(PASSAGE PROVIDED begins)

“This is not Bangladesh (but it looks like it)” and “Smile, we are being replaced” were the messages read at the Chega stand at Futurália. Those who attack school content aligned with constitutional values accept the exposure of adolescents to the violation of those values, presenting human groups as a threat. The normalisation began in Parliament, continues on the streets, and will be repeated in schools. A generation educated by social media and taught to accept racism as a point of view will offer us the tragedies of the future.
The future at Futurália: first it seems strange, then it becomes commonplace
Context & Explainers

Chega ("Enough") is a Portuguese far-right populist party founded in 2019 by André Ventura. It positions itself as an anti-establishment movement against what it calls a "rotten and corrupt system" of PS-PSD dominance. The party surged from 1.3% in 2019 to 22.8% in May 2025, becoming parliament's second-largest force with 60 seats. Chega's core platform emphasizes strict immigration control—ending automatic CPLP residency, deporting non-independent immigrants, implementing job-market quotas, and requiring five-year social security contributions before benefit access. It advocates radical constitutional reform, including reducing parliament to 100 members, abolishing the prime minister position for a presidential system, and dismantling public healthcare. Law-and-order policies include life imprisonment and chemical castration proposals.
The party is defined by inflammatory anti-Romani rhetoric, with Ventura convicted multiple times for discrimination. Chega maintains international alignments with European far-right figures including Marine Le Pen, Santiago Abascal, and Matteo Salvini. Mainstream Portuguese parties, including Prime Minister Luís Montenegro's government, have imposed a cordon sanitaire, refusing coalition with Chega despite its parliamentary strength.

(PASSAGE PROVIDED ends)

- **TASK DIRECTIONS**
According to the text about Chega, what share of the vote did the party reach in May 2025? The records have no connection to the text about Chega.

(PROVIDED RECORDS begins)

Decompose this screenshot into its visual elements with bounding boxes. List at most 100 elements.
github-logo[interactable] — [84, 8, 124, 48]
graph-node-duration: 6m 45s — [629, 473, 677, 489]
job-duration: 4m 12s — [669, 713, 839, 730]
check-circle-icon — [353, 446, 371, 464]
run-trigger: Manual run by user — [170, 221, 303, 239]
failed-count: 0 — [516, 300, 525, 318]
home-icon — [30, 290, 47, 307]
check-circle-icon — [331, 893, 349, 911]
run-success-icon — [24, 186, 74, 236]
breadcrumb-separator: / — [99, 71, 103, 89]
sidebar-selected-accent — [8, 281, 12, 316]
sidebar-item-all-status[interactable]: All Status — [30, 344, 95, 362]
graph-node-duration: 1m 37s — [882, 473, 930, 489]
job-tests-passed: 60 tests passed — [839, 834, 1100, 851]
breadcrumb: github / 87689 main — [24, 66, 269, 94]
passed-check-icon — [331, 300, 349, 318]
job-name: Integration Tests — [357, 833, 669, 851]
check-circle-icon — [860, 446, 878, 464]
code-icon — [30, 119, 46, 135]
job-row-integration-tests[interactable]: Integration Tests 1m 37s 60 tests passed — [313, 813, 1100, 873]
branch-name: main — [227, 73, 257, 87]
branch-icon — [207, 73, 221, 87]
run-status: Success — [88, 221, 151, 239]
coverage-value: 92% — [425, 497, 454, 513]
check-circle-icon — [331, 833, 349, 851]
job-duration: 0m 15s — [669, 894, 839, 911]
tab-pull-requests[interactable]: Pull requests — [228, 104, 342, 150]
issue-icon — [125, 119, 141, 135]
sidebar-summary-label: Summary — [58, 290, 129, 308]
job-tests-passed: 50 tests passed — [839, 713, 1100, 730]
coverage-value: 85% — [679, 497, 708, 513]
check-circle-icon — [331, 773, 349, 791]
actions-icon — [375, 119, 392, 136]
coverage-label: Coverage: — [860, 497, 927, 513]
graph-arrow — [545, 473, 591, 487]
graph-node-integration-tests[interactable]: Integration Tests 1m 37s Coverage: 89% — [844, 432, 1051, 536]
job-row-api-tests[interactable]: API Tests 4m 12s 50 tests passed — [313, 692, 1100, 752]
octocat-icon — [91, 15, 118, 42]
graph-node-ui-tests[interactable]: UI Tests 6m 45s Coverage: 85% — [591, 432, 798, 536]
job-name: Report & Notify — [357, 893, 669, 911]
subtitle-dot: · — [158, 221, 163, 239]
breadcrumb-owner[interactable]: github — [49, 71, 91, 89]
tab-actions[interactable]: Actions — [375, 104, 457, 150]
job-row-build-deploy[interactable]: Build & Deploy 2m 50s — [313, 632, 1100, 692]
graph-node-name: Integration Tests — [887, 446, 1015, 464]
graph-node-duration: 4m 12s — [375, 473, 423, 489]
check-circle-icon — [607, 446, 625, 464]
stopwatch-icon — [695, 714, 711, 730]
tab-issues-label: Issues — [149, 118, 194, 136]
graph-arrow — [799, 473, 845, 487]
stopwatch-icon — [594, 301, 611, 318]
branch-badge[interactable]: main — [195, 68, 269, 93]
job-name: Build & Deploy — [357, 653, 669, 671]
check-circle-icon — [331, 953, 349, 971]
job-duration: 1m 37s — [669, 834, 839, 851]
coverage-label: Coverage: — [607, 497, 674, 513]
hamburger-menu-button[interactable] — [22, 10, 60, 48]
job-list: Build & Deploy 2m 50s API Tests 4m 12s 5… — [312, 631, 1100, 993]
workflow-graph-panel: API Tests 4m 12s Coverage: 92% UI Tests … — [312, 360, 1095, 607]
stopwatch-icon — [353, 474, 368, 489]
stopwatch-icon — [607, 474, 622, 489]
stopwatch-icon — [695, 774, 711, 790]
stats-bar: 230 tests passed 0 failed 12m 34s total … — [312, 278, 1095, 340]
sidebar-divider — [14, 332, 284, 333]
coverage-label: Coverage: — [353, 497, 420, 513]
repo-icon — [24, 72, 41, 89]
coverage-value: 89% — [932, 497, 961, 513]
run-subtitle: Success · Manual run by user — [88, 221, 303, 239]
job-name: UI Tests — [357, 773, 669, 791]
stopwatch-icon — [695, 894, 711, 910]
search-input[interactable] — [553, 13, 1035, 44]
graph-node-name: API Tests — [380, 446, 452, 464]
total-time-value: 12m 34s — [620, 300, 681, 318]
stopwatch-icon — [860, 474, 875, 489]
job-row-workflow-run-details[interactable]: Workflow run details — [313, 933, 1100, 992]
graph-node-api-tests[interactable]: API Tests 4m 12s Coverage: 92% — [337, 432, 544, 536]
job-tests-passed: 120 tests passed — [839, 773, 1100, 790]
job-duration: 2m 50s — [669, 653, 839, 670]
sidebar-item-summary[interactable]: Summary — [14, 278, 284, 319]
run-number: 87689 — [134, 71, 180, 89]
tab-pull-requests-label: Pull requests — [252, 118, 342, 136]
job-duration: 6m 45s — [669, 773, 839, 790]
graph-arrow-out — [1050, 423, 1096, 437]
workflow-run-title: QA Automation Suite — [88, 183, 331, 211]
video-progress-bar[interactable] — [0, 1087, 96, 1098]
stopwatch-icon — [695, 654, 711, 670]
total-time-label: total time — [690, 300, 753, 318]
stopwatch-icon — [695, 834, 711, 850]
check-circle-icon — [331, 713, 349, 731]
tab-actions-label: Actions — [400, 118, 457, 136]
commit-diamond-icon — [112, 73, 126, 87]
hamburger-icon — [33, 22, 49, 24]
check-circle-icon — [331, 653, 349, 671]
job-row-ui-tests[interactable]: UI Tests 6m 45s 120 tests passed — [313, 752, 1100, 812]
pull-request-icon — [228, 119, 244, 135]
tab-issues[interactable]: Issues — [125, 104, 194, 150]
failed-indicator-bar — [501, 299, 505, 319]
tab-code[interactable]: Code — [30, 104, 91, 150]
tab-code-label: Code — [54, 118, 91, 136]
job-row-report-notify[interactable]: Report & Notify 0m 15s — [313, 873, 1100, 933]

(PROVIDED RECORDS ends)

- **WRITTEN RESPONSE**
22.8%